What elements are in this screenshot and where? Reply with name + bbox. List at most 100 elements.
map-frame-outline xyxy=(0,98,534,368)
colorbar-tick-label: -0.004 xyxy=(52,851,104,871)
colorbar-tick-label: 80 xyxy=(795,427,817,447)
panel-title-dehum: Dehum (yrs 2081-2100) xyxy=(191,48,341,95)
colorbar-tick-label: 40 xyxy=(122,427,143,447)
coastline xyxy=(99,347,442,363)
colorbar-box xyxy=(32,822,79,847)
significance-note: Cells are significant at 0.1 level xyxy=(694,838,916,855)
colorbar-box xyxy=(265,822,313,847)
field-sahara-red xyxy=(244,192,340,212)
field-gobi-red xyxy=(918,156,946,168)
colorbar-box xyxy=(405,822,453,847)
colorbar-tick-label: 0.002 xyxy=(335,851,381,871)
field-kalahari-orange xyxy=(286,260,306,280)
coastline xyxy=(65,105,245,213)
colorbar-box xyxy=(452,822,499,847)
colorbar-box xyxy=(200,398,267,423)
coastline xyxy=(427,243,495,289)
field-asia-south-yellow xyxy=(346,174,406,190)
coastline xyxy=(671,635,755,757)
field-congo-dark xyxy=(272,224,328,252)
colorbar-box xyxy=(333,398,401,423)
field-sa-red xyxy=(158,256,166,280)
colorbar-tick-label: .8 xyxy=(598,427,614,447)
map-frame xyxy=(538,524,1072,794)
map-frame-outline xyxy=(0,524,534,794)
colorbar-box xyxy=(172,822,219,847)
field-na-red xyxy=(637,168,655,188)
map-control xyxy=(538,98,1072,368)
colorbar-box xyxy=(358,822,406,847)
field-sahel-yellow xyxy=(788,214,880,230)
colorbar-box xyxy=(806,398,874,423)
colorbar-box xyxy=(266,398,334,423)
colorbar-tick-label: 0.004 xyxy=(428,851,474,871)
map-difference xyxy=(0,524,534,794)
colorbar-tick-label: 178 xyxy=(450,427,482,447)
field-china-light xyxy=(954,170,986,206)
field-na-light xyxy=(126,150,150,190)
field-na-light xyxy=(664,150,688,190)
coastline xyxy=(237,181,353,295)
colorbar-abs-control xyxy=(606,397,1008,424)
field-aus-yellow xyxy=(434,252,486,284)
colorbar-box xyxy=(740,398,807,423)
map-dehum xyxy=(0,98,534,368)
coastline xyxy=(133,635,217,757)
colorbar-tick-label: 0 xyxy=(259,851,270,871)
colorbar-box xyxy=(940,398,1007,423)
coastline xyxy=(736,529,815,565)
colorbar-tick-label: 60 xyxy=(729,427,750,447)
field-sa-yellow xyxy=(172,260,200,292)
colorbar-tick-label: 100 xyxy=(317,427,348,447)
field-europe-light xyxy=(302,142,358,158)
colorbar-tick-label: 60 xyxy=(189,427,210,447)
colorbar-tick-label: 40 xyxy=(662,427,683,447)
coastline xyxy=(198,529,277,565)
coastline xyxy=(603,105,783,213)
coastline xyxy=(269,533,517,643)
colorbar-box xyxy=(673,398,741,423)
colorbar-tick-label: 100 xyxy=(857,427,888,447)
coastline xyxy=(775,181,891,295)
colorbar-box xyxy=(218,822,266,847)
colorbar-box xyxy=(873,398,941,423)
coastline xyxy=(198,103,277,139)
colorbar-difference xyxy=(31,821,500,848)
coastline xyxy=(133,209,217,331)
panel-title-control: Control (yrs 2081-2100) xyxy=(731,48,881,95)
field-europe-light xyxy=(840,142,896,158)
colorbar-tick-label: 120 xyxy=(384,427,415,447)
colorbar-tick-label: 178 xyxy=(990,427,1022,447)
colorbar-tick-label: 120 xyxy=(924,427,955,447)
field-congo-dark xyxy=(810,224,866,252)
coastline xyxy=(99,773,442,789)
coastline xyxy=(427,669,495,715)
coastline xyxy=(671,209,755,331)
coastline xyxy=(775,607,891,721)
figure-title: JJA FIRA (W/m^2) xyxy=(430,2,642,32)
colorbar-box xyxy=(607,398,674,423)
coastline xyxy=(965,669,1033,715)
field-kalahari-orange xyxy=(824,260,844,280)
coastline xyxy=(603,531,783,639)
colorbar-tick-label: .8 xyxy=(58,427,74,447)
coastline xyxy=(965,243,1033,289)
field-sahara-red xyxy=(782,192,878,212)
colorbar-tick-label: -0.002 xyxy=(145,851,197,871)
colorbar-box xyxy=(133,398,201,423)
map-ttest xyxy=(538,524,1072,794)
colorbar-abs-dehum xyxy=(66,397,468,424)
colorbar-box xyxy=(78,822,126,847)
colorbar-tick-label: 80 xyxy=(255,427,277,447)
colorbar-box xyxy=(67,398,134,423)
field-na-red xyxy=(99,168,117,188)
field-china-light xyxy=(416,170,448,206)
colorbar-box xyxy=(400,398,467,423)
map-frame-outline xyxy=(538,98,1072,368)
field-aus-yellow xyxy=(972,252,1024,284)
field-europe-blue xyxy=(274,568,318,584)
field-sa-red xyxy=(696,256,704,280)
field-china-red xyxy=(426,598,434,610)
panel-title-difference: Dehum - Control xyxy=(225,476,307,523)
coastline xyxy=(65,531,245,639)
------
Task directions
Show all lines above that contain "orange".

Written answer
field-kalahari-orange xyxy=(286,260,306,280)
field-kalahari-orange xyxy=(824,260,844,280)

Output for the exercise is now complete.